Required work –
Below are records. Copy every line with "this" in it.

=== Provided entries ===

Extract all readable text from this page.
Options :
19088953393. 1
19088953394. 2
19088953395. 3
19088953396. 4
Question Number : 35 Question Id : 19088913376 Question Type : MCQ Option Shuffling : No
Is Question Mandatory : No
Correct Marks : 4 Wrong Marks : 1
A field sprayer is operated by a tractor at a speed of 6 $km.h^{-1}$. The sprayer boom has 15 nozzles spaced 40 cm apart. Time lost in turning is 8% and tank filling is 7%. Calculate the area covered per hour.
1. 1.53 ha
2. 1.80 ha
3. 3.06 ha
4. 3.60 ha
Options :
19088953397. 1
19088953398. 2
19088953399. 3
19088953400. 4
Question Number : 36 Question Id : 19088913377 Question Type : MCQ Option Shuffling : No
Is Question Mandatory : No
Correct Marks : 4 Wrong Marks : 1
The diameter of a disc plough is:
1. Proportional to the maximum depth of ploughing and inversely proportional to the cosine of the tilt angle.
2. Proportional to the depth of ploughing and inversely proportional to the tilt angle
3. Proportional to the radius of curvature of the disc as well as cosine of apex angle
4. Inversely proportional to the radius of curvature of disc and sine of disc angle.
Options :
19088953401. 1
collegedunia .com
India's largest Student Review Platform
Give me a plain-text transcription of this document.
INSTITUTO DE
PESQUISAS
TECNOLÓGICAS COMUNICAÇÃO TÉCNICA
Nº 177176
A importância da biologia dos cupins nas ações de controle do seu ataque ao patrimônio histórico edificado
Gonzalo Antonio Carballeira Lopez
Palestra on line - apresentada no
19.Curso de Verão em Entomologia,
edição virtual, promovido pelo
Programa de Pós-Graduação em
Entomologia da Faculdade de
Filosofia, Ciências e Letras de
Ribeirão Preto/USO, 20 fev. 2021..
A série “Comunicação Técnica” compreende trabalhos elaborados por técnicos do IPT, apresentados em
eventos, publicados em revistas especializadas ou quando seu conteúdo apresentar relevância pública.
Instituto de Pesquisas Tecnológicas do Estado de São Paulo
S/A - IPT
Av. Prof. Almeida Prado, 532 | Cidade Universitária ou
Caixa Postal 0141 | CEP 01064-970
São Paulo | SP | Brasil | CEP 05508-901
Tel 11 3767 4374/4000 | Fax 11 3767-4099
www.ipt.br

===

Full output –
Extract all readable text from this page.
Give me a plain-text transcription of this document.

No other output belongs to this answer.